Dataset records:
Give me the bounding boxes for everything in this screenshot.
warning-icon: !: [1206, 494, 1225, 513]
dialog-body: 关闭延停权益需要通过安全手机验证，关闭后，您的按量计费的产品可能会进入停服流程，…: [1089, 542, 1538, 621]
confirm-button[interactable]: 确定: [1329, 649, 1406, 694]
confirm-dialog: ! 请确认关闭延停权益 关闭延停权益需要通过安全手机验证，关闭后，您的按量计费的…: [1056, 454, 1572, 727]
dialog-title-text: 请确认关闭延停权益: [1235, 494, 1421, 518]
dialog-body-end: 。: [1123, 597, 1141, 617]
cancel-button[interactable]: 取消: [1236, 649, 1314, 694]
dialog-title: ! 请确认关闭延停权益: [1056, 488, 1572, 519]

WHAT THE TASK REQUIRES:
Transcribe every item above verbatim, keeping each line intact and in its original order.

FULL SOLUTION:
Give me the bounding boxes for everything in this screenshot.
warning-icon: !: [1206, 494, 1225, 513]
dialog-body: 关闭延停权益需要通过安全手机验证，关闭后，您的按量计费的产品可能会进入停服流程，…: [1089, 542, 1538, 621]
confirm-button[interactable]: 确定: [1329, 649, 1406, 694]
confirm-dialog: ! 请确认关闭延停权益 关闭延停权益需要通过安全手机验证，关闭后，您的按量计费的…: [1056, 454, 1572, 727]
dialog-title-text: 请确认关闭延停权益: [1235, 494, 1421, 518]
dialog-body-end: 。: [1123, 597, 1141, 617]
cancel-button[interactable]: 取消: [1236, 649, 1314, 694]
dialog-title: ! 请确认关闭延停权益: [1056, 488, 1572, 519]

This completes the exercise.